__Short exercise 1__
Copy a part of the forum thread on large text files word for word, beginning at the words "1. Define very" and stopping after "to you too!".

Board index » delphi » Read/write to very large text files???

Read/write to very large text files???

Hi to all,

It is very cumbersome to replace a line of text in a very large textfile
using readln and writeln.
Is there a better way?
If so, then show a short sample please.

Thanks for any replays

Gery

www.zipworld.com.au/~gprdata

Have a great day

 

Re:Read/write to very large text files???


A couple of questions:

1. Define very large?  Are we talking 5mb, 50mb, or 500mb?

2. Is the file in a particular format such that replacing a line will not
change it's overall length?

Quote
> Have a great day

Have a great day to you too!

Re:Read/write to very large text files???


In article <3b61fc57.4127...@news.zipworld.com.au>,
gprdataNoS...@zipworld.com.au says...

Quote

>Hi to all,

>It is very cumbersome to replace a line of text in a very large textfile
>using readln and writeln.
>Is there a better way?
>If so, then show a short sample please.

man sed

Re:Read/write to very large text files???


On Sat, 28 Jul 2001 00:11:12 GMT, "Michael P. Schneider"

__Layout element notes__

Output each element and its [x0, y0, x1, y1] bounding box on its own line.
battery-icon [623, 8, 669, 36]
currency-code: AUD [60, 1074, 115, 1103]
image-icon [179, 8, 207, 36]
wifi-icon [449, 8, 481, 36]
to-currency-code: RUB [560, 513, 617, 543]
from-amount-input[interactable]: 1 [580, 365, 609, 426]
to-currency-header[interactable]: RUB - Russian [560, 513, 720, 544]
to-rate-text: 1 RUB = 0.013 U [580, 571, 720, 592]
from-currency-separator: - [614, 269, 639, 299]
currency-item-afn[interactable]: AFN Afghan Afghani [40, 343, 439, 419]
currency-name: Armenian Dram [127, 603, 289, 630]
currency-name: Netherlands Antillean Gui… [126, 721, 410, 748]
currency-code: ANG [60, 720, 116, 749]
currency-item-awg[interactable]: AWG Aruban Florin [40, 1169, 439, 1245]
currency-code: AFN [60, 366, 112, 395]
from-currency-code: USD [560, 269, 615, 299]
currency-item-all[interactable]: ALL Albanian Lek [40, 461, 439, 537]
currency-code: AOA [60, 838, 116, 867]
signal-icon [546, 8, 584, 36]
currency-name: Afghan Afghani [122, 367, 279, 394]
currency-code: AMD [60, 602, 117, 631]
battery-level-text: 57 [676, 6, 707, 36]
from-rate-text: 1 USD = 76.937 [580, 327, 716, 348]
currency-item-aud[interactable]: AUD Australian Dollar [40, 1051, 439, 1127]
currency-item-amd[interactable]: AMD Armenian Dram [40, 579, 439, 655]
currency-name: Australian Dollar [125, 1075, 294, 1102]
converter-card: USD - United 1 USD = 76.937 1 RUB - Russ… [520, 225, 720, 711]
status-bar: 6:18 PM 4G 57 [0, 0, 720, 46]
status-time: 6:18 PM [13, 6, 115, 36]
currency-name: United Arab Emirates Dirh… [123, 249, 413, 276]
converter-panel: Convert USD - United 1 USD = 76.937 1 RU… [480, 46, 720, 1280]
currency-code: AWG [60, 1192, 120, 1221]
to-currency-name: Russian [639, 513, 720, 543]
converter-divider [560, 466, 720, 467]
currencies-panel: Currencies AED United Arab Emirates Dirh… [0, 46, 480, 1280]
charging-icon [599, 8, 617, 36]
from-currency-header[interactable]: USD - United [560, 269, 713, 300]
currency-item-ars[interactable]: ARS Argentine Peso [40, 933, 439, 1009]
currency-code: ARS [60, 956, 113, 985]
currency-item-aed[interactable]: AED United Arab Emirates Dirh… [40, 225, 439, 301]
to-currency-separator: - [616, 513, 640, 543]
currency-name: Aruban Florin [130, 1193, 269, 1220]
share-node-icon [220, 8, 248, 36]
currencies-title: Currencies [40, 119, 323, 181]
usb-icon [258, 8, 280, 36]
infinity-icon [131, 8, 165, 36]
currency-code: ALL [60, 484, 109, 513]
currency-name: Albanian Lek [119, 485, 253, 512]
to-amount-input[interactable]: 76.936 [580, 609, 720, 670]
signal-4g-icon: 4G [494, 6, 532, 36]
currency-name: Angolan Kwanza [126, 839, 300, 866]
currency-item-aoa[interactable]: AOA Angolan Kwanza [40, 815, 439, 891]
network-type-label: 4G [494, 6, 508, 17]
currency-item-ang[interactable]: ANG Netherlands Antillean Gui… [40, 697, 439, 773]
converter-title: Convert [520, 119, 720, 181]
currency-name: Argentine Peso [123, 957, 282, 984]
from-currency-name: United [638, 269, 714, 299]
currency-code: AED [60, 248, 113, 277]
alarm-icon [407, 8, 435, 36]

__Short exercise 2__
Rewrite the rows from the first one through the line containing "currency-code: ANG [60, 720, 116, 749]", putting "currency-label" wherever "currency-name" appears and leaving everything else as it is. Return only those lines.

__Right answer 1__
1. Define very large?  Are we talking 5mb, 50mb, or 500mb?

2. Is the file in a particular format such that replacing a line will not
change it's overall length?

Quote
> Have a great day

Have a great day to you too!

__Right answer 2__
Output each element and its [x0, y0, x1, y1] bounding box on its own line.
battery-icon [623, 8, 669, 36]
currency-code: AUD [60, 1074, 115, 1103]
image-icon [179, 8, 207, 36]
wifi-icon [449, 8, 481, 36]
to-currency-code: RUB [560, 513, 617, 543]
from-amount-input[interactable]: 1 [580, 365, 609, 426]
to-currency-header[interactable]: RUB - Russian [560, 513, 720, 544]
to-rate-text: 1 RUB = 0.013 U [580, 571, 720, 592]
from-currency-separator: - [614, 269, 639, 299]
currency-item-afn[interactable]: AFN Afghan Afghani [40, 343, 439, 419]
currency-label: Armenian Dram [127, 603, 289, 630]
currency-label: Netherlands Antillean Gui… [126, 721, 410, 748]
currency-code: ANG [60, 720, 116, 749]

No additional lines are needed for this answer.